◆ WRITTEN TASK ◆
Repeat the material verbatim and drop the pictures.

— START RECORD EXTRACTS —

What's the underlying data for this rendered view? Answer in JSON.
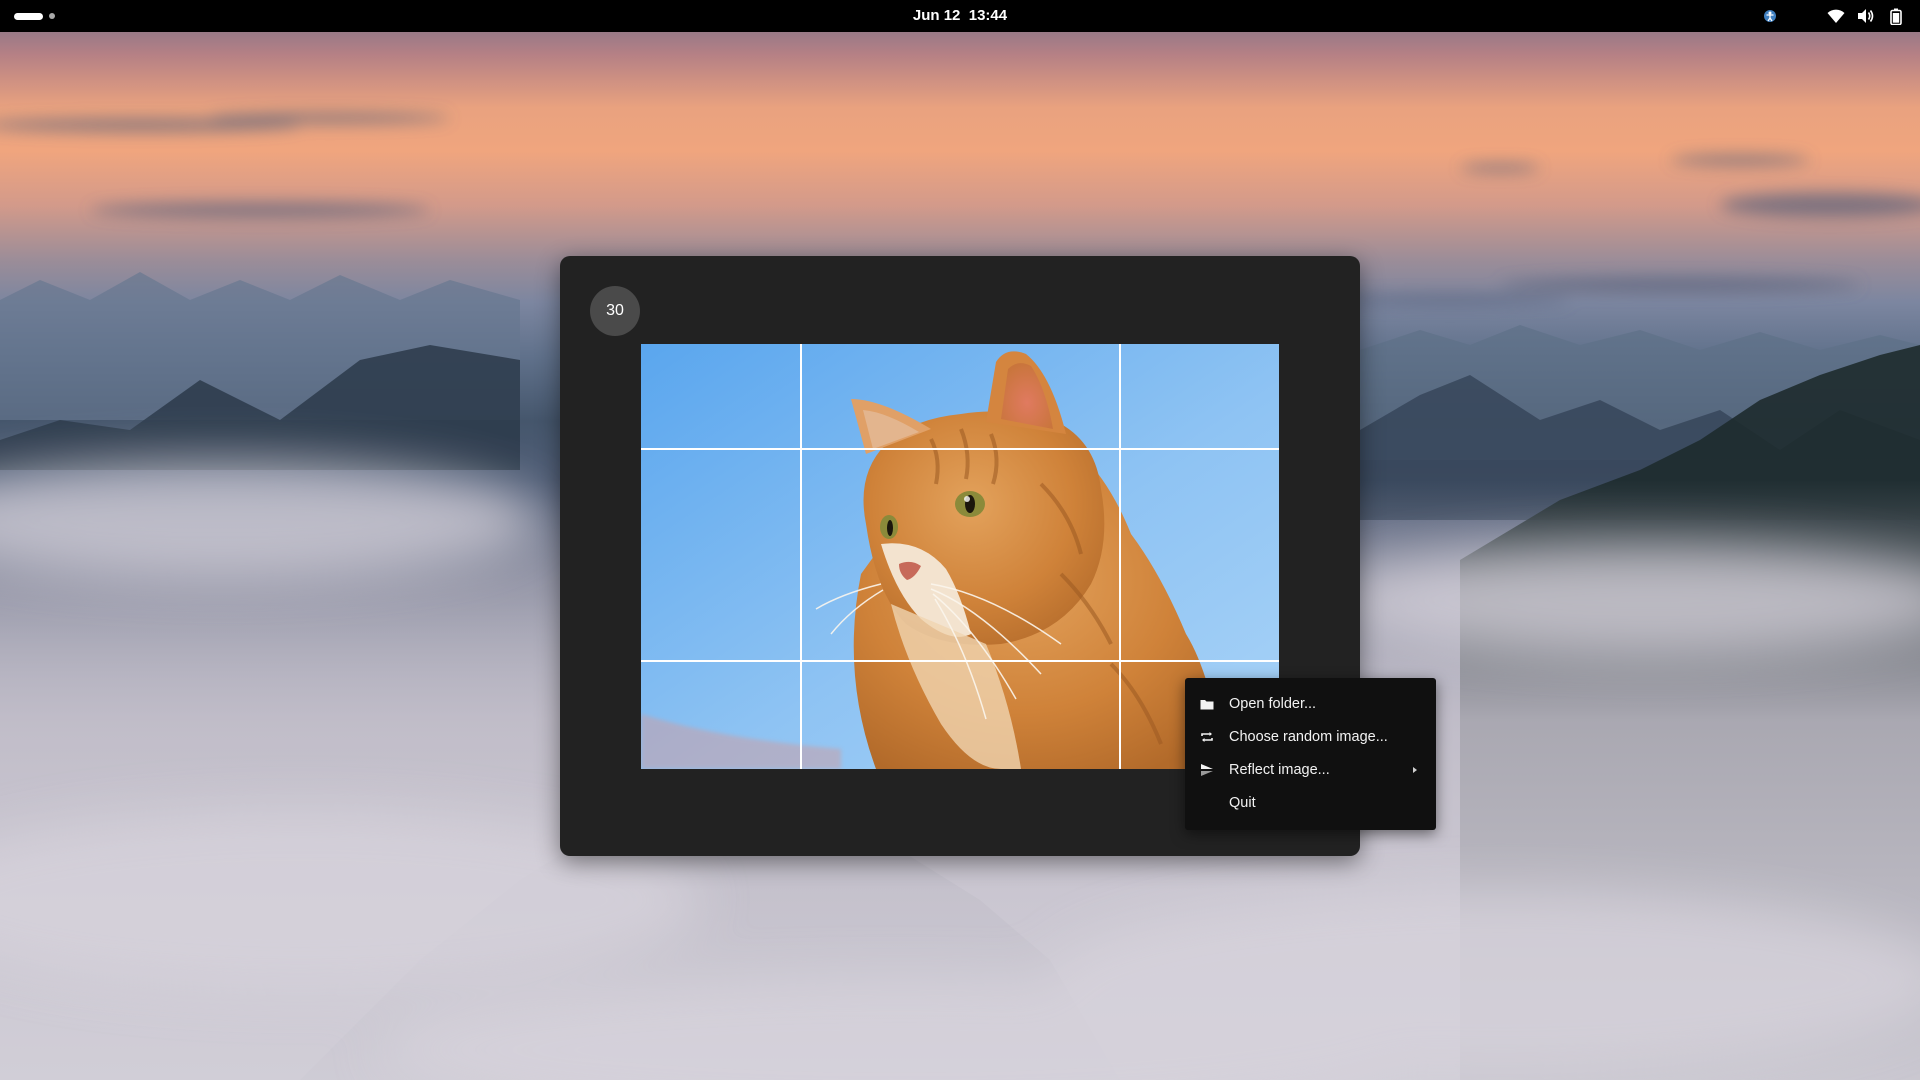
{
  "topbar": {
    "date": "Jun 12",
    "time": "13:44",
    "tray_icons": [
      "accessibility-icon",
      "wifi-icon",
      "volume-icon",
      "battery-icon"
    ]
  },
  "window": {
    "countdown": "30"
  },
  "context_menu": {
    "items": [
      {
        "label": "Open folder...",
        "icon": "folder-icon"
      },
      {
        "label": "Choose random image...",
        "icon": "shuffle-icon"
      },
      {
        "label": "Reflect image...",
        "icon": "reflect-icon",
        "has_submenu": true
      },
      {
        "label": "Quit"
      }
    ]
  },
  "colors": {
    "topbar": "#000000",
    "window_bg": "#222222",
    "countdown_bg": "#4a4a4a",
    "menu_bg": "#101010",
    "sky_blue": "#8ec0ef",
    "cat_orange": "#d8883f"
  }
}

— END RECORD EXTRACTS —

◆ TASK RESPONSE ◆
What's the underlying data for this rendered view? Answer in JSON.
{
  "topbar": {
    "date": "Jun 12",
    "time": "13:44",
    "tray_icons": [
      "accessibility-icon",
      "wifi-icon",
      "volume-icon",
      "battery-icon"
    ]
  },
  "window": {
    "countdown": "30"
  },
  "context_menu": {
    "items": [
      {
        "label": "Open folder...",
        "icon": "folder-icon"
      },
      {
        "label": "Choose random image...",
        "icon": "shuffle-icon"
      },
      {
        "label": "Reflect image...",
        "icon": "reflect-icon",
        "has_submenu": true
      },
      {
        "label": "Quit"
      }
    ]
  },
  "colors": {
    "topbar": "#000000",
    "window_bg": "#222222",
    "countdown_bg": "#4a4a4a",
    "menu_bg": "#101010",
    "sky_blue": "#8ec0ef",
    "cat_orange": "#d8883f"
  }
}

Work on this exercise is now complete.